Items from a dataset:
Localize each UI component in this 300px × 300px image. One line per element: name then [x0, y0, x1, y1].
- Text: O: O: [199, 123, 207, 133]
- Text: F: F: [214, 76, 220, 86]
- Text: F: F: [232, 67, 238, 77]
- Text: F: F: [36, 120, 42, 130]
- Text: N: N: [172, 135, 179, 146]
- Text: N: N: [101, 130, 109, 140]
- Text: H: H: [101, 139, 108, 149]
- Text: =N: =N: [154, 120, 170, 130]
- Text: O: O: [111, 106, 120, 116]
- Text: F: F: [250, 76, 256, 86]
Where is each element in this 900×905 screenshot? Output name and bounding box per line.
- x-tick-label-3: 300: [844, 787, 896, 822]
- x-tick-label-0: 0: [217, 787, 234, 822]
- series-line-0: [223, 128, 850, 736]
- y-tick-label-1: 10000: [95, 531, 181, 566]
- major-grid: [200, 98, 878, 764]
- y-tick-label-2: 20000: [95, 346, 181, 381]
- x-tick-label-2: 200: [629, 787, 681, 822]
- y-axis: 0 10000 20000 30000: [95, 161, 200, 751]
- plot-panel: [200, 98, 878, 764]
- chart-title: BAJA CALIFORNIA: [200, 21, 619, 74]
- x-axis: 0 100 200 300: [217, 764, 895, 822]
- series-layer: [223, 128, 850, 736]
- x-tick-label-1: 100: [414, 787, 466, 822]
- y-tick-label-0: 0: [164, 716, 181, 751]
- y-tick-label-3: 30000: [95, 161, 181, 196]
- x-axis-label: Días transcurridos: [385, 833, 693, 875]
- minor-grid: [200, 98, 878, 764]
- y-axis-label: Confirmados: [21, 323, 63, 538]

## PROMPT
Reproduce the items verbatim from the start through the line containing "- x-axis-label: Días", including that line.

## WRITTEN REPLY
Localize each UI component in this 300px × 300px image. One line per element: name then [x0, y0, x1, y1].
- Text: O: O: [199, 123, 207, 133]
- Text: F: F: [214, 76, 220, 86]
- Text: F: F: [232, 67, 238, 77]
- Text: F: F: [36, 120, 42, 130]
- Text: N: N: [172, 135, 179, 146]
- Text: N: N: [101, 130, 109, 140]
- Text: H: H: [101, 139, 108, 149]
- Text: =N: =N: [154, 120, 170, 130]
- Text: O: O: [111, 106, 120, 116]
- Text: F: F: [250, 76, 256, 86]
Where is each element in this 900×905 screenshot? Output name and bounding box per line.
- x-tick-label-3: 300: [844, 787, 896, 822]
- x-tick-label-0: 0: [217, 787, 234, 822]
- series-line-0: [223, 128, 850, 736]
- y-tick-label-1: 10000: [95, 531, 181, 566]
- major-grid: [200, 98, 878, 764]
- y-tick-label-2: 20000: [95, 346, 181, 381]
- x-tick-label-2: 200: [629, 787, 681, 822]
- y-axis: 0 10000 20000 30000: [95, 161, 200, 751]
- plot-panel: [200, 98, 878, 764]
- chart-title: BAJA CALIFORNIA: [200, 21, 619, 74]
- x-axis: 0 100 200 300: [217, 764, 895, 822]
- series-layer: [223, 128, 850, 736]
- x-tick-label-1: 100: [414, 787, 466, 822]
- y-tick-label-0: 0: [164, 716, 181, 751]
- y-tick-label-3: 30000: [95, 161, 181, 196]
- x-axis-label: Días transcurridos: [385, 833, 693, 875]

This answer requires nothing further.